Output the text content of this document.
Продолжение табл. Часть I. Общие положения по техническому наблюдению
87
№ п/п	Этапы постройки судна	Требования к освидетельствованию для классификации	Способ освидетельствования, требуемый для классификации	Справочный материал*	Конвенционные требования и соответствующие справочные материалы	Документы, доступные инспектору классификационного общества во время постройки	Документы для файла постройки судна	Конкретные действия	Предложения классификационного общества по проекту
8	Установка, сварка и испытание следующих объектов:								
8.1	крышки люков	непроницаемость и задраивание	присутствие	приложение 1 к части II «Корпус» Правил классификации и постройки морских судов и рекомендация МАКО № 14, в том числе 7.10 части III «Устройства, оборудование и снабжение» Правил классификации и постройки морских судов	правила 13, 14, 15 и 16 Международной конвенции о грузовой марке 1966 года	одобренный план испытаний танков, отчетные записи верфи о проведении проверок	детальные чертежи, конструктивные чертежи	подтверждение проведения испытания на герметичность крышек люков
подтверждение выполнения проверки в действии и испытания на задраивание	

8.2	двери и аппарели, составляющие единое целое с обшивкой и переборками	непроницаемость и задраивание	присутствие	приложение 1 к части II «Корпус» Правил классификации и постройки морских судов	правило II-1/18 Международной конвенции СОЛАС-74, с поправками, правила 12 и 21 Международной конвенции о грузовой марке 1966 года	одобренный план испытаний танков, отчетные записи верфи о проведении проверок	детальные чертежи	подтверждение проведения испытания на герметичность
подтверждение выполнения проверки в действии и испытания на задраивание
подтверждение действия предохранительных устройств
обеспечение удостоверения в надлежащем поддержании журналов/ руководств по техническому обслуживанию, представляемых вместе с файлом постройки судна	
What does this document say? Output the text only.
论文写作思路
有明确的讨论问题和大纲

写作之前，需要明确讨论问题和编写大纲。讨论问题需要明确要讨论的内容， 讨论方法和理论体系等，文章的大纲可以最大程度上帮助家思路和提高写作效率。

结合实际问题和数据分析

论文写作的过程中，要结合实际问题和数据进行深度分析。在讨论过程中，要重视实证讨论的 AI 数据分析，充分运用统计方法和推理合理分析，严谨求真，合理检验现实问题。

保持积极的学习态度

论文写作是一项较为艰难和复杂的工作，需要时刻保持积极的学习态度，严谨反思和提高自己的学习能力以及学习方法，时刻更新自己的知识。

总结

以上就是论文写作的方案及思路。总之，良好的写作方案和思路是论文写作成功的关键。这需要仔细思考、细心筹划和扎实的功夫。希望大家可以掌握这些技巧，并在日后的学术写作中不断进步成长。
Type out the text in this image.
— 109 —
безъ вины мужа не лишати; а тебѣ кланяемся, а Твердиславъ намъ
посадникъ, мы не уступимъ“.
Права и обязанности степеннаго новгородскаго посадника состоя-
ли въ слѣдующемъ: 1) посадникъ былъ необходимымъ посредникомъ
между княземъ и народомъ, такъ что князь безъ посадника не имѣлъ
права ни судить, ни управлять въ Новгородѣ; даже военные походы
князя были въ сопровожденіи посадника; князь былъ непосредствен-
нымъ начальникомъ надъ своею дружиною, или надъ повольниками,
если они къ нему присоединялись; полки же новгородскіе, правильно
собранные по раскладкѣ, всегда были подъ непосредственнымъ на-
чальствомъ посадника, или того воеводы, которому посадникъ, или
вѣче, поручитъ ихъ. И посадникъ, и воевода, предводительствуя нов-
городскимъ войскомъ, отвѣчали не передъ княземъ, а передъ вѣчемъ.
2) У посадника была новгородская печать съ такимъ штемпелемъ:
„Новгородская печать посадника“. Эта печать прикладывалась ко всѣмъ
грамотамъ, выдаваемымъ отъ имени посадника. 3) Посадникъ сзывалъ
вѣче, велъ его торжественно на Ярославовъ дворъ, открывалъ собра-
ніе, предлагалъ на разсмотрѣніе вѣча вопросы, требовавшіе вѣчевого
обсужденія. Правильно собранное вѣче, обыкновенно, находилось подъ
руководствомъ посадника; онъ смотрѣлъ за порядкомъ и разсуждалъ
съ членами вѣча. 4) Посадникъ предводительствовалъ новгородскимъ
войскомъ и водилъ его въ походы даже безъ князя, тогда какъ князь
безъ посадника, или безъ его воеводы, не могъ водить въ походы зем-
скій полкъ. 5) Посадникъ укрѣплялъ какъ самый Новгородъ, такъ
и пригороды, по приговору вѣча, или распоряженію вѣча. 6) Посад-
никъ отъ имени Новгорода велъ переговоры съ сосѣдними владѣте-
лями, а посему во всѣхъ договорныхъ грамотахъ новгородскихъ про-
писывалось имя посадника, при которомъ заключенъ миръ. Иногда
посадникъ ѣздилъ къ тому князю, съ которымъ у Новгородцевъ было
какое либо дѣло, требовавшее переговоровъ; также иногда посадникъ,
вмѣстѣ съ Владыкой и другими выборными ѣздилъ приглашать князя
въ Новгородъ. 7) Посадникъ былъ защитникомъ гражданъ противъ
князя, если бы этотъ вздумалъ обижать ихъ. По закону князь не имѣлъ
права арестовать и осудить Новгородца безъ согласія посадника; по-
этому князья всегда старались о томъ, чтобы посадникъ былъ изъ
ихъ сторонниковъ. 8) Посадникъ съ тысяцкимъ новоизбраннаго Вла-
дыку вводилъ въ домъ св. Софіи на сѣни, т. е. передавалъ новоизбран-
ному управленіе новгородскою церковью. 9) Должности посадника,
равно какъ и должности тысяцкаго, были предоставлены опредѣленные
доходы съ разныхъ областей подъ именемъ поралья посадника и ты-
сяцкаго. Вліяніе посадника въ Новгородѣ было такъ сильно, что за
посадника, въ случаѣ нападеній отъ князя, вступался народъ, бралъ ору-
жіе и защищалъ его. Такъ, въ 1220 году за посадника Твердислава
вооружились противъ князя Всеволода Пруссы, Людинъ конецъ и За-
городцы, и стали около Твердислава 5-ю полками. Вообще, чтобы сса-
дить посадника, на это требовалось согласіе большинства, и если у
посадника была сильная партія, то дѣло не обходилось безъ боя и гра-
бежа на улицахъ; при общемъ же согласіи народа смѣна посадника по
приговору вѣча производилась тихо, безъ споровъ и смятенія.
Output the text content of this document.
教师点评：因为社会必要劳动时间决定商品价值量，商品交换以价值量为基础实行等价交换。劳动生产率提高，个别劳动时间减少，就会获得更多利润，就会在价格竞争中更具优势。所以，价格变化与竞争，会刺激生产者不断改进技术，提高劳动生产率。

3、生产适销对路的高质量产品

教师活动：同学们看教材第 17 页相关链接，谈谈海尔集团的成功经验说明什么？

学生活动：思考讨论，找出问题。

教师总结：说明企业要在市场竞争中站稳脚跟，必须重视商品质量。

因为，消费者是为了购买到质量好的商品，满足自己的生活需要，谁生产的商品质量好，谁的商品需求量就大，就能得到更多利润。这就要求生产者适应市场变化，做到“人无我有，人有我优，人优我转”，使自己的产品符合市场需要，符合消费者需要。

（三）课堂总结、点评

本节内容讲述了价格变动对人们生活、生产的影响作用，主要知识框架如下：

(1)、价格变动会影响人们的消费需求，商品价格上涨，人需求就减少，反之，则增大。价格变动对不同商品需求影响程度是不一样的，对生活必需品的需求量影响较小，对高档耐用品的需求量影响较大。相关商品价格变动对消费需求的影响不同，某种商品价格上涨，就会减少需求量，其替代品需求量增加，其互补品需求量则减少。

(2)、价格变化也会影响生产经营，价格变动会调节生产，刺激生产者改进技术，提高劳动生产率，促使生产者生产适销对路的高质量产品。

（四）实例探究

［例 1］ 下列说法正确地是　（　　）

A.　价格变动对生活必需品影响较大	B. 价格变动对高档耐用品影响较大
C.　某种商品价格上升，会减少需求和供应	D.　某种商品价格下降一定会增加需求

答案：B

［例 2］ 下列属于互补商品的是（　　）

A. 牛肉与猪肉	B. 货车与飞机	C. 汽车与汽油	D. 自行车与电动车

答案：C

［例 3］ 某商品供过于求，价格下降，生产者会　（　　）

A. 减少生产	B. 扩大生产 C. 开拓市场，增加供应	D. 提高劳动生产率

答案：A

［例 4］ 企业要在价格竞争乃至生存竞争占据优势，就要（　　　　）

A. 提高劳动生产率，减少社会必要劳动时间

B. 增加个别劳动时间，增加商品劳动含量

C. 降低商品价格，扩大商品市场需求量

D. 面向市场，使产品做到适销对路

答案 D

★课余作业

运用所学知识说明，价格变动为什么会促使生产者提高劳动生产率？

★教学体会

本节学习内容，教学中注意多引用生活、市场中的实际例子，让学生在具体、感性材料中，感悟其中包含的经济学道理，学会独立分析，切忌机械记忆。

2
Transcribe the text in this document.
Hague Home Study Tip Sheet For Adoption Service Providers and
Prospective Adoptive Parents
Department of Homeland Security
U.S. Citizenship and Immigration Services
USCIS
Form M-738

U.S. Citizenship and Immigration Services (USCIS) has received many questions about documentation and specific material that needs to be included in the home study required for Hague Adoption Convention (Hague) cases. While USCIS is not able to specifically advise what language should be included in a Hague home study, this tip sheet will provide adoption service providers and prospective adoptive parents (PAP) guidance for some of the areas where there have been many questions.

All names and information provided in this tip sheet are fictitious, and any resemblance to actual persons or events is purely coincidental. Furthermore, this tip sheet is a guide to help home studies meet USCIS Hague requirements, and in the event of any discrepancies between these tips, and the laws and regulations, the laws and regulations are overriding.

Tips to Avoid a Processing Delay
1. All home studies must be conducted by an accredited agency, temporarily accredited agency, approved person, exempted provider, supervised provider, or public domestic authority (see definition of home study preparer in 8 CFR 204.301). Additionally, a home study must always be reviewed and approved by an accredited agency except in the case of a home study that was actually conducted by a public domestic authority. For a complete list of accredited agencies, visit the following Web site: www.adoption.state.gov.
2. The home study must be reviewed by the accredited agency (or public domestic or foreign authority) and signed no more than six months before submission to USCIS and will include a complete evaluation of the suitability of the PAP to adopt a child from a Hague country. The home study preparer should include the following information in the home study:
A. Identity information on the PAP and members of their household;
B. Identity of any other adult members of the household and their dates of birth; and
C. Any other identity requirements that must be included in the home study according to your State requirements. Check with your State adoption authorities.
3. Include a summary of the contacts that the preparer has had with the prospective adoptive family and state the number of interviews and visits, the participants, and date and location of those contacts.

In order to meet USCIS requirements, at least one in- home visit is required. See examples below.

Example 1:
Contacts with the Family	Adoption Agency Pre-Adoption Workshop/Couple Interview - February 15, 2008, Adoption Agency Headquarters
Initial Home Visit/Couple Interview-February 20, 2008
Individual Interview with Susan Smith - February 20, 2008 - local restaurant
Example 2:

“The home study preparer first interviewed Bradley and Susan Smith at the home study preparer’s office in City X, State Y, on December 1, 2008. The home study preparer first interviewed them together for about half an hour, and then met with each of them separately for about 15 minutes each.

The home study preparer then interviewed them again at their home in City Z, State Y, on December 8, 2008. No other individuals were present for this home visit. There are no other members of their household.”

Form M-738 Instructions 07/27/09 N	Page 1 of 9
# # # # #
State how many lines in the entries above include the word "Твердислава"; reply with the number alone.

2